(Stored data entries)
▬▬▬

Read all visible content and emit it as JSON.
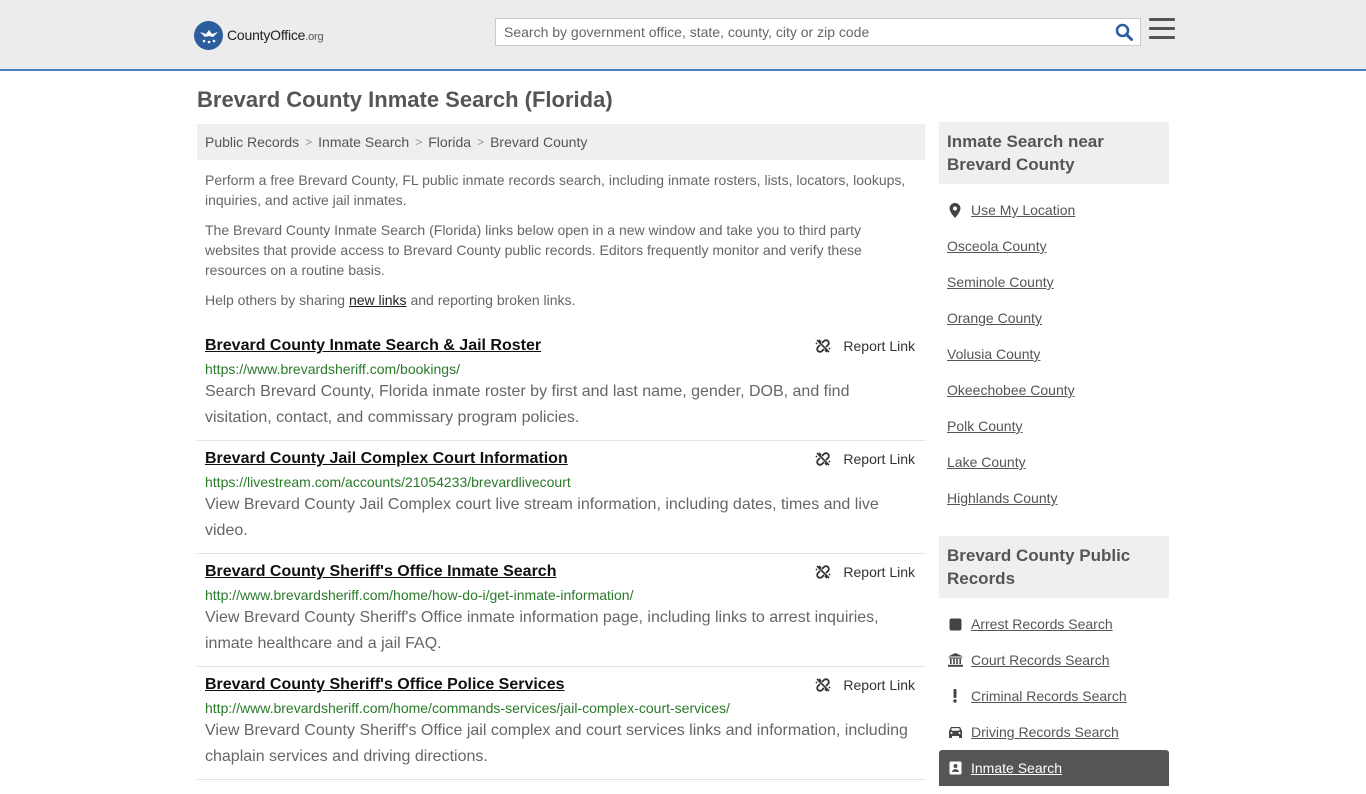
{
  "header": {
    "logo_text_main": "CountyOffice",
    "logo_text_suffix": ".org",
    "search_placeholder": "Search by government office, state, county, city or zip code"
  },
  "page_title": "Brevard County Inmate Search (Florida)",
  "breadcrumb": [
    "Public Records",
    "Inmate Search",
    "Florida",
    "Brevard County"
  ],
  "intro": {
    "p1": "Perform a free Brevard County, FL public inmate records search, including inmate rosters, lists, locators, lookups, inquiries, and active jail inmates.",
    "p2": "The Brevard County Inmate Search (Florida) links below open in a new window and take you to third party websites that provide access to Brevard County public records. Editors frequently monitor and verify these resources on a routine basis.",
    "p3_before": "Help others by sharing ",
    "p3_link": "new links",
    "p3_after": " and reporting broken links."
  },
  "report_label": "Report Link",
  "results": [
    {
      "title": "Brevard County Inmate Search & Jail Roster",
      "url": "https://www.brevardsheriff.com/bookings/",
      "desc": "Search Brevard County, Florida inmate roster by first and last name, gender, DOB, and find visitation, contact, and commissary program policies."
    },
    {
      "title": "Brevard County Jail Complex Court Information",
      "url": "https://livestream.com/accounts/21054233/brevardlivecourt",
      "desc": "View Brevard County Jail Complex court live stream information, including dates, times and live video."
    },
    {
      "title": "Brevard County Sheriff's Office Inmate Search",
      "url": "http://www.brevardsheriff.com/home/how-do-i/get-inmate-information/",
      "desc": "View Brevard County Sheriff's Office inmate information page, including links to arrest inquiries, inmate healthcare and a jail FAQ."
    },
    {
      "title": "Brevard County Sheriff's Office Police Services",
      "url": "http://www.brevardsheriff.com/home/commands-services/jail-complex-court-services/",
      "desc": "View Brevard County Sheriff's Office jail complex and court services links and information, including chaplain services and driving directions."
    }
  ],
  "sidebar": {
    "nearby_title": "Inmate Search near Brevard County",
    "use_location": "Use My Location",
    "nearby": [
      "Osceola County",
      "Seminole County",
      "Orange County",
      "Volusia County",
      "Okeechobee County",
      "Polk County",
      "Lake County",
      "Highlands County"
    ],
    "records_title": "Brevard County Public Records",
    "records": [
      {
        "label": "Arrest Records Search",
        "icon": "square-icon"
      },
      {
        "label": "Court Records Search",
        "icon": "courthouse-icon"
      },
      {
        "label": "Criminal Records Search",
        "icon": "exclamation-icon"
      },
      {
        "label": "Driving Records Search",
        "icon": "car-icon"
      },
      {
        "label": "Inmate Search",
        "icon": "inmate-icon"
      }
    ]
  },
  "colors": {
    "accent": "#4a7fc0",
    "link_green": "#2a7a2a",
    "active_bg": "#555555"
  }
}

▬▬▬

- Problem to work on
Leave the pictures out and output the rest of the listing exactly.

- Problem solution
Read all visible content and emit it as JSON.
{
  "header": {
    "logo_text_main": "CountyOffice",
    "logo_text_suffix": ".org",
    "search_placeholder": "Search by government office, state, county, city or zip code"
  },
  "page_title": "Brevard County Inmate Search (Florida)",
  "breadcrumb": [
    "Public Records",
    "Inmate Search",
    "Florida",
    "Brevard County"
  ],
  "intro": {
    "p1": "Perform a free Brevard County, FL public inmate records search, including inmate rosters, lists, locators, lookups, inquiries, and active jail inmates.",
    "p2": "The Brevard County Inmate Search (Florida) links below open in a new window and take you to third party websites that provide access to Brevard County public records. Editors frequently monitor and verify these resources on a routine basis.",
    "p3_before": "Help others by sharing ",
    "p3_link": "new links",
    "p3_after": " and reporting broken links."
  },
  "report_label": "Report Link",
  "results": [
    {
      "title": "Brevard County Inmate Search & Jail Roster",
      "url": "https://www.brevardsheriff.com/bookings/",
      "desc": "Search Brevard County, Florida inmate roster by first and last name, gender, DOB, and find visitation, contact, and commissary program policies."
    },
    {
      "title": "Brevard County Jail Complex Court Information",
      "url": "https://livestream.com/accounts/21054233/brevardlivecourt",
      "desc": "View Brevard County Jail Complex court live stream information, including dates, times and live video."
    },
    {
      "title": "Brevard County Sheriff's Office Inmate Search",
      "url": "http://www.brevardsheriff.com/home/how-do-i/get-inmate-information/",
      "desc": "View Brevard County Sheriff's Office inmate information page, including links to arrest inquiries, inmate healthcare and a jail FAQ."
    },
    {
      "title": "Brevard County Sheriff's Office Police Services",
      "url": "http://www.brevardsheriff.com/home/commands-services/jail-complex-court-services/",
      "desc": "View Brevard County Sheriff's Office jail complex and court services links and information, including chaplain services and driving directions."
    }
  ],
  "sidebar": {
    "nearby_title": "Inmate Search near Brevard County",
    "use_location": "Use My Location",
    "nearby": [
      "Osceola County",
      "Seminole County",
      "Orange County",
      "Volusia County",
      "Okeechobee County",
      "Polk County",
      "Lake County",
      "Highlands County"
    ],
    "records_title": "Brevard County Public Records",
    "records": [
      {
        "label": "Arrest Records Search",
        "icon": "square-icon"
      },
      {
        "label": "Court Records Search",
        "icon": "courthouse-icon"
      },
      {
        "label": "Criminal Records Search",
        "icon": "exclamation-icon"
      },
      {
        "label": "Driving Records Search",
        "icon": "car-icon"
      },
      {
        "label": "Inmate Search",
        "icon": "inmate-icon"
      }
    ]
  },
  "colors": {
    "accent": "#4a7fc0",
    "link_green": "#2a7a2a",
    "active_bg": "#555555"
  }
}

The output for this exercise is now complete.